Task statement ::
Write down every entry once more, exactly as it reads.

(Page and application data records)
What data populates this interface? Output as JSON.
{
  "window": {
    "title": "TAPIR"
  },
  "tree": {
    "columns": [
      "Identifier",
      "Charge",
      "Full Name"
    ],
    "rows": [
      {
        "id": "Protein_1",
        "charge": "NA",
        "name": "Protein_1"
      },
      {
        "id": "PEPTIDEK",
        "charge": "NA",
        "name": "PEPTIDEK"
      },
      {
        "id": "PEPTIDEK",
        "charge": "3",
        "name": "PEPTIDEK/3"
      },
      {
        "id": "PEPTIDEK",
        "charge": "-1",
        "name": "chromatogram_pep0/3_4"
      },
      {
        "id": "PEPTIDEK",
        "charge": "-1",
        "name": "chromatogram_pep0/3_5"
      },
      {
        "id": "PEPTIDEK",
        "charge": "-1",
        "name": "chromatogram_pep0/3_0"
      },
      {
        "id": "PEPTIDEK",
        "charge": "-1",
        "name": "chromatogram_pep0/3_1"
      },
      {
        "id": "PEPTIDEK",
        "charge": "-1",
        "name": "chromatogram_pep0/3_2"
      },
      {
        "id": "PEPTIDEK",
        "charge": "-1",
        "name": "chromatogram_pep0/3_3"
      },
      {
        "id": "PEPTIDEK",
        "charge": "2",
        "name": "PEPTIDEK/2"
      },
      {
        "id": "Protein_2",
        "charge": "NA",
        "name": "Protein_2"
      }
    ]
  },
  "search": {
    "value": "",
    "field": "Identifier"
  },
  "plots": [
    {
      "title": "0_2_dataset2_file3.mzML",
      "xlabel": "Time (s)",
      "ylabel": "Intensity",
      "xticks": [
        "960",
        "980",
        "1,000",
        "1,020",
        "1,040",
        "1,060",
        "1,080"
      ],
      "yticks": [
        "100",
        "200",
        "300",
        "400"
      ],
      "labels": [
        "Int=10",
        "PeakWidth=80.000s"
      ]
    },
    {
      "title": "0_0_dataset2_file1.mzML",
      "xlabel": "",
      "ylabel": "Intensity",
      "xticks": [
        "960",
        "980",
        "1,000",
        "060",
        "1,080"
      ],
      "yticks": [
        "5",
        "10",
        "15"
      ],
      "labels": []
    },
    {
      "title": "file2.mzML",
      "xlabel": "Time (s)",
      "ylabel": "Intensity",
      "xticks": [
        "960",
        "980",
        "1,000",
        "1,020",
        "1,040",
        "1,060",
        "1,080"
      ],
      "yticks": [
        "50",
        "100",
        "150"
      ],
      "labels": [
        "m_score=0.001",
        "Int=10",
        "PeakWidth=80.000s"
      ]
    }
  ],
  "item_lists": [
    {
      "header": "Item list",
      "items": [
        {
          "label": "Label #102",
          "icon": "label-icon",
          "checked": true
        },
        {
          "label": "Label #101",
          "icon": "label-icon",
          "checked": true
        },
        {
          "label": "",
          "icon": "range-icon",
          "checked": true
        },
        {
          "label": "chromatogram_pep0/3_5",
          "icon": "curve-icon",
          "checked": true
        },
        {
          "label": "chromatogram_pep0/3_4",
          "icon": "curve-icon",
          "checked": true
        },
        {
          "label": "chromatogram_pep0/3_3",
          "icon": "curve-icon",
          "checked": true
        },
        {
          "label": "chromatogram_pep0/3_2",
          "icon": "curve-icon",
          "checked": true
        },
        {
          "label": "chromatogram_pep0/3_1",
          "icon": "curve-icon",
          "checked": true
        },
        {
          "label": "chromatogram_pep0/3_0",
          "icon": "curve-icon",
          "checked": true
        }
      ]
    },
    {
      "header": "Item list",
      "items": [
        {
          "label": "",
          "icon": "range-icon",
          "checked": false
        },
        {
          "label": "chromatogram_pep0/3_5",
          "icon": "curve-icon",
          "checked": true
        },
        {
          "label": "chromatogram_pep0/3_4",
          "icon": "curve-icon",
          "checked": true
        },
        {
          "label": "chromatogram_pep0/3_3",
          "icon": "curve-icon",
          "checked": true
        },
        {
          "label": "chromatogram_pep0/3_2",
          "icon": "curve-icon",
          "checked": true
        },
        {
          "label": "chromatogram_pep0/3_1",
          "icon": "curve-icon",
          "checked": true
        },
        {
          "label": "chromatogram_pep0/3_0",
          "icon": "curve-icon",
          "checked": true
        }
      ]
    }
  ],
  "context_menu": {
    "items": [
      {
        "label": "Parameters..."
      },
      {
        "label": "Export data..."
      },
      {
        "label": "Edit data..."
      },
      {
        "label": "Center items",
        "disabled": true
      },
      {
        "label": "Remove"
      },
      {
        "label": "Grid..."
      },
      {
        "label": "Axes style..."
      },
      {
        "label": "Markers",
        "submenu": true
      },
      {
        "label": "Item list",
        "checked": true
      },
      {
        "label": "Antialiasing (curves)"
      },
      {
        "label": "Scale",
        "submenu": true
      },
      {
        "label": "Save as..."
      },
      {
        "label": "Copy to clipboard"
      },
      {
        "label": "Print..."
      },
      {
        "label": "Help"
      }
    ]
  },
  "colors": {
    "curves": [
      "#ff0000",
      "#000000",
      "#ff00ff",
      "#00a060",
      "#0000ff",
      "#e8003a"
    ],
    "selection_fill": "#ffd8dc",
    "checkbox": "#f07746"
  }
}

Exercise response ::
What data populates this interface? Output as JSON.
{
  "window": {
    "title": "TAPIR"
  },
  "tree": {
    "columns": [
      "Identifier",
      "Charge",
      "Full Name"
    ],
    "rows": [
      {
        "id": "Protein_1",
        "charge": "NA",
        "name": "Protein_1"
      },
      {
        "id": "PEPTIDEK",
        "charge": "NA",
        "name": "PEPTIDEK"
      },
      {
        "id": "PEPTIDEK",
        "charge": "3",
        "name": "PEPTIDEK/3"
      },
      {
        "id": "PEPTIDEK",
        "charge": "-1",
        "name": "chromatogram_pep0/3_4"
      },
      {
        "id": "PEPTIDEK",
        "charge": "-1",
        "name": "chromatogram_pep0/3_5"
      },
      {
        "id": "PEPTIDEK",
        "charge": "-1",
        "name": "chromatogram_pep0/3_0"
      },
      {
        "id": "PEPTIDEK",
        "charge": "-1",
        "name": "chromatogram_pep0/3_1"
      },
      {
        "id": "PEPTIDEK",
        "charge": "-1",
        "name": "chromatogram_pep0/3_2"
      },
      {
        "id": "PEPTIDEK",
        "charge": "-1",
        "name": "chromatogram_pep0/3_3"
      },
      {
        "id": "PEPTIDEK",
        "charge": "2",
        "name": "PEPTIDEK/2"
      },
      {
        "id": "Protein_2",
        "charge": "NA",
        "name": "Protein_2"
      }
    ]
  },
  "search": {
    "value": "",
    "field": "Identifier"
  },
  "plots": [
    {
      "title": "0_2_dataset2_file3.mzML",
      "xlabel": "Time (s)",
      "ylabel": "Intensity",
      "xticks": [
        "960",
        "980",
        "1,000",
        "1,020",
        "1,040",
        "1,060",
        "1,080"
      ],
      "yticks": [
        "100",
        "200",
        "300",
        "400"
      ],
      "labels": [
        "Int=10",
        "PeakWidth=80.000s"
      ]
    },
    {
      "title": "0_0_dataset2_file1.mzML",
      "xlabel": "",
      "ylabel": "Intensity",
      "xticks": [
        "960",
        "980",
        "1,000",
        "060",
        "1,080"
      ],
      "yticks": [
        "5",
        "10",
        "15"
      ],
      "labels": []
    },
    {
      "title": "file2.mzML",
      "xlabel": "Time (s)",
      "ylabel": "Intensity",
      "xticks": [
        "960",
        "980",
        "1,000",
        "1,020",
        "1,040",
        "1,060",
        "1,080"
      ],
      "yticks": [
        "50",
        "100",
        "150"
      ],
      "labels": [
        "m_score=0.001",
        "Int=10",
        "PeakWidth=80.000s"
      ]
    }
  ],
  "item_lists": [
    {
      "header": "Item list",
      "items": [
        {
          "label": "Label #102",
          "icon": "label-icon",
          "checked": true
        },
        {
          "label": "Label #101",
          "icon": "label-icon",
          "checked": true
        },
        {
          "label": "",
          "icon": "range-icon",
          "checked": true
        },
        {
          "label": "chromatogram_pep0/3_5",
          "icon": "curve-icon",
          "checked": true
        },
        {
          "label": "chromatogram_pep0/3_4",
          "icon": "curve-icon",
          "checked": true
        },
        {
          "label": "chromatogram_pep0/3_3",
          "icon": "curve-icon",
          "checked": true
        },
        {
          "label": "chromatogram_pep0/3_2",
          "icon": "curve-icon",
          "checked": true
        },
        {
          "label": "chromatogram_pep0/3_1",
          "icon": "curve-icon",
          "checked": true
        },
        {
          "label": "chromatogram_pep0/3_0",
          "icon": "curve-icon",
          "checked": true
        }
      ]
    },
    {
      "header": "Item list",
      "items": [
        {
          "label": "",
          "icon": "range-icon",
          "checked": false
        },
        {
          "label": "chromatogram_pep0/3_5",
          "icon": "curve-icon",
          "checked": true
        },
        {
          "label": "chromatogram_pep0/3_4",
          "icon": "curve-icon",
          "checked": true
        },
        {
          "label": "chromatogram_pep0/3_3",
          "icon": "curve-icon",
          "checked": true
        },
        {
          "label": "chromatogram_pep0/3_2",
          "icon": "curve-icon",
          "checked": true
        },
        {
          "label": "chromatogram_pep0/3_1",
          "icon": "curve-icon",
          "checked": true
        },
        {
          "label": "chromatogram_pep0/3_0",
          "icon": "curve-icon",
          "checked": true
        }
      ]
    }
  ],
  "context_menu": {
    "items": [
      {
        "label": "Parameters..."
      },
      {
        "label": "Export data..."
      },
      {
        "label": "Edit data..."
      },
      {
        "label": "Center items",
        "disabled": true
      },
      {
        "label": "Remove"
      },
      {
        "label": "Grid..."
      },
      {
        "label": "Axes style..."
      },
      {
        "label": "Markers",
        "submenu": true
      },
      {
        "label": "Item list",
        "checked": true
      },
      {
        "label": "Antialiasing (curves)"
      },
      {
        "label": "Scale",
        "submenu": true
      },
      {
        "label": "Save as..."
      },
      {
        "label": "Copy to clipboard"
      },
      {
        "label": "Print..."
      },
      {
        "label": "Help"
      }
    ]
  },
  "colors": {
    "curves": [
      "#ff0000",
      "#000000",
      "#ff00ff",
      "#00a060",
      "#0000ff",
      "#e8003a"
    ],
    "selection_fill": "#ffd8dc",
    "checkbox": "#f07746"
  }
}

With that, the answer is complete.